▶ [Exercise brief] Copy out the stretch of the data from its first line through the line containing "- table-cell: [717, 556, 799, 574]", keeping both ends and every character unchanged.
-------- Data provided
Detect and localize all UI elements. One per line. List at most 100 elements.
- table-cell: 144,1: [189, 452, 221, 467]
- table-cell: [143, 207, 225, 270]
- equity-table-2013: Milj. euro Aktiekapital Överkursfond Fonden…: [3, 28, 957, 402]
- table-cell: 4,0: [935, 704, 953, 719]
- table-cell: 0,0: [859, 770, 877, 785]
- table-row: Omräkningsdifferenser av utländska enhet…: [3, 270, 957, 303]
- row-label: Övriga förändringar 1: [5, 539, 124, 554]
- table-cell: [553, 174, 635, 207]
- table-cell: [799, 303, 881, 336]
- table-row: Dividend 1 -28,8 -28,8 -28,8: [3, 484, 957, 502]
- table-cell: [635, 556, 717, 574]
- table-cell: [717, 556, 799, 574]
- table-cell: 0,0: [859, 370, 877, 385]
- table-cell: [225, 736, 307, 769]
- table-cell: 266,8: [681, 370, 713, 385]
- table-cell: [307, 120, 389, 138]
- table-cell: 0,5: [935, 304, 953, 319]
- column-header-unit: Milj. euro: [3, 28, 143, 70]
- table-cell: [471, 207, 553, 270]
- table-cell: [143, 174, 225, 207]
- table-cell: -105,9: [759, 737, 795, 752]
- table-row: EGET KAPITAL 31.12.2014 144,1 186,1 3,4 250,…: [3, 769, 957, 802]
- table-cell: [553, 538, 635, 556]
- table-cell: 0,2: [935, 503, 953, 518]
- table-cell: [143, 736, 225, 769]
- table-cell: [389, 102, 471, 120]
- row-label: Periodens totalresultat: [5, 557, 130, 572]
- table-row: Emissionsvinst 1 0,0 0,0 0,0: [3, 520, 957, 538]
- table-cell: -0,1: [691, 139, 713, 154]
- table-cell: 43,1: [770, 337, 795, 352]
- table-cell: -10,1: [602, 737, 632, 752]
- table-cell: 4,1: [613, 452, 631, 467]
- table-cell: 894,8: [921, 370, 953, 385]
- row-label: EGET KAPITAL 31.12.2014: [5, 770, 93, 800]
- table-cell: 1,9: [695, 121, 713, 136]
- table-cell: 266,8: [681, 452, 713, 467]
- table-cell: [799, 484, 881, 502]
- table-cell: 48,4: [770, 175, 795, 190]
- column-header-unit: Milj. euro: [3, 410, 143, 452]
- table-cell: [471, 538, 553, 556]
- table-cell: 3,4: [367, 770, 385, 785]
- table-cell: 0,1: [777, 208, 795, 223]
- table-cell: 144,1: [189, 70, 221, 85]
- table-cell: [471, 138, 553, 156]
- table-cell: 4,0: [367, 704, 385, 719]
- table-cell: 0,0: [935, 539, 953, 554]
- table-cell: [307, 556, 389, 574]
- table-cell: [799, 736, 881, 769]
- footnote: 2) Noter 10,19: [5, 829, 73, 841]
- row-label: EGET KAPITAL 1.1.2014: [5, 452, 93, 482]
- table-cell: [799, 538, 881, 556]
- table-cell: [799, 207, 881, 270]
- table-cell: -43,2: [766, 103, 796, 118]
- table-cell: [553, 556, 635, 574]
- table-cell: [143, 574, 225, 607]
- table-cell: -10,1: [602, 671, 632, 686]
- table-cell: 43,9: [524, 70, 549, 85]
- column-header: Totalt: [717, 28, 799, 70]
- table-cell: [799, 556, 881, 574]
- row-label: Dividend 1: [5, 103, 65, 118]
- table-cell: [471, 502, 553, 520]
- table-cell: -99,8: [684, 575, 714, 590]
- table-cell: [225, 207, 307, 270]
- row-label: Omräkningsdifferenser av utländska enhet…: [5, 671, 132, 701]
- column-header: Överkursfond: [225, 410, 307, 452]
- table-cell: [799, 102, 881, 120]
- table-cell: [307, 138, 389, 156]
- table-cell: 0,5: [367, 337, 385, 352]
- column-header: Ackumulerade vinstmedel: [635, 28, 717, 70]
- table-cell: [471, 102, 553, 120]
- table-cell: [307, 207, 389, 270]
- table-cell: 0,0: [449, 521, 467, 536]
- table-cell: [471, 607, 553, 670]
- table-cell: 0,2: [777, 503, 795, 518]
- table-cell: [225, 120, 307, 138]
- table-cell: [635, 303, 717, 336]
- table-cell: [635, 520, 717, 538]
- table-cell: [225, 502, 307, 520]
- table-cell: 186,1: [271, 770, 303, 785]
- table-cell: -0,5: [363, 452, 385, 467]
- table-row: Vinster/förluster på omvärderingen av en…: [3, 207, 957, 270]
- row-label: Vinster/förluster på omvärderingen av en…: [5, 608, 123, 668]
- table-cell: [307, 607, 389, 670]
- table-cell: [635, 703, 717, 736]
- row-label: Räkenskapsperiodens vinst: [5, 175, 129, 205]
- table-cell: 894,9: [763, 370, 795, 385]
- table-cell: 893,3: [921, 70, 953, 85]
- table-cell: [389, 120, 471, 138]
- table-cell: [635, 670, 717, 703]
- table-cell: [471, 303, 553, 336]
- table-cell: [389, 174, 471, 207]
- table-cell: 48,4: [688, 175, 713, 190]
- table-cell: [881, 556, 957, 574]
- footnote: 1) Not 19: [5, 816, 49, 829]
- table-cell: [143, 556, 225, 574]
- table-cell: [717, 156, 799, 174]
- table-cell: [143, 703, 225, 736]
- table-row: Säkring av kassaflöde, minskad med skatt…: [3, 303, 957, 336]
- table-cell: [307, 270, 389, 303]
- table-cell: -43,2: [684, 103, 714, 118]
----------------
▶ [Final answer]
Detect and localize all UI elements. One per line. List at most 100 elements.
- table-cell: 144,1: [189, 452, 221, 467]
- table-cell: [143, 207, 225, 270]
- equity-table-2013: Milj. euro Aktiekapital Överkursfond Fonden…: [3, 28, 957, 402]
- table-cell: 4,0: [935, 704, 953, 719]
- table-cell: 0,0: [859, 770, 877, 785]
- table-row: Omräkningsdifferenser av utländska enhet…: [3, 270, 957, 303]
- row-label: Övriga förändringar 1: [5, 539, 124, 554]
- table-cell: [553, 174, 635, 207]
- table-cell: [799, 303, 881, 336]
- table-row: Dividend 1 -28,8 -28,8 -28,8: [3, 484, 957, 502]
- table-cell: [635, 556, 717, 574]
- table-cell: [717, 556, 799, 574]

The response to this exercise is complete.